**GIVEN EXERCISE**
Please update the entries below by changing every "Off" to "On" and leaving everything else unchanged. Omit the pictures from your answer.
* begin RECORDS FOR THIS EXERCISE *
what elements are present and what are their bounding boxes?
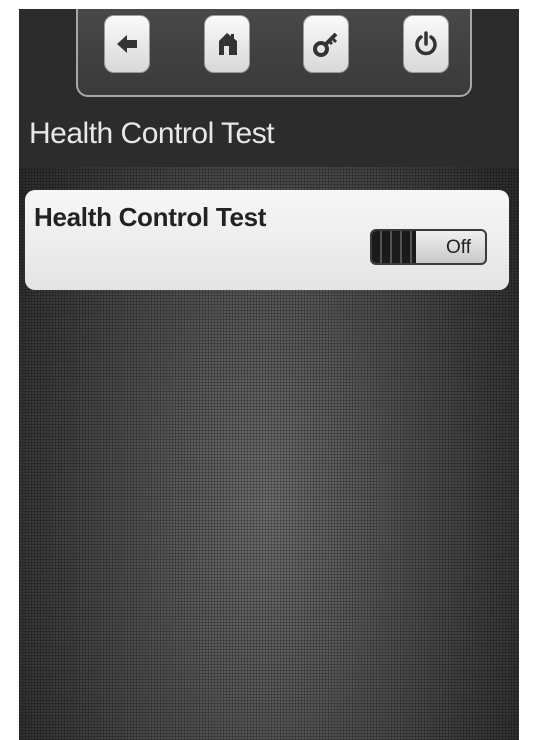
setting-label: Health Control Test (34, 202, 267, 232)
back-arrow-icon (115, 32, 139, 56)
toolbar (76, 9, 472, 97)
header-bar: Health Control Test (19, 9, 519, 167)
page-title: Health Control Test (29, 117, 275, 150)
home-icon (215, 31, 239, 57)
device-screen: Health Control Test Health Control Test … (19, 9, 519, 740)
health-control-test-toggle[interactable]: Off (370, 229, 487, 265)
power-button[interactable] (403, 15, 449, 73)
key-icon (312, 30, 340, 58)
home-button[interactable] (204, 15, 250, 73)
toggle-knob (372, 231, 416, 263)
power-icon (413, 31, 439, 57)
setting-card-health-control-test: Health Control Test Off (25, 190, 509, 290)
key-button[interactable] (303, 15, 349, 73)
toggle-state-label: Off (446, 237, 471, 258)
back-button[interactable] (104, 15, 150, 73)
* end RECORDS FOR THIS EXERCISE *
**RESPONSE BELOW**
what elements are present and what are their bounding boxes?
setting-label: Health Control Test (34, 202, 267, 232)
back-arrow-icon (115, 32, 139, 56)
toolbar (76, 9, 472, 97)
header-bar: Health Control Test (19, 9, 519, 167)
page-title: Health Control Test (29, 117, 275, 150)
home-icon (215, 31, 239, 57)
device-screen: Health Control Test Health Control Test … (19, 9, 519, 740)
health-control-test-toggle[interactable]: On (370, 229, 487, 265)
power-button[interactable] (403, 15, 449, 73)
key-icon (312, 30, 340, 58)
home-button[interactable] (204, 15, 250, 73)
toggle-knob (372, 231, 416, 263)
power-icon (413, 31, 439, 57)
setting-card-health-control-test: Health Control Test On (25, 190, 509, 290)
key-button[interactable] (303, 15, 349, 73)
toggle-state-label: On (446, 237, 471, 258)
back-button[interactable] (104, 15, 150, 73)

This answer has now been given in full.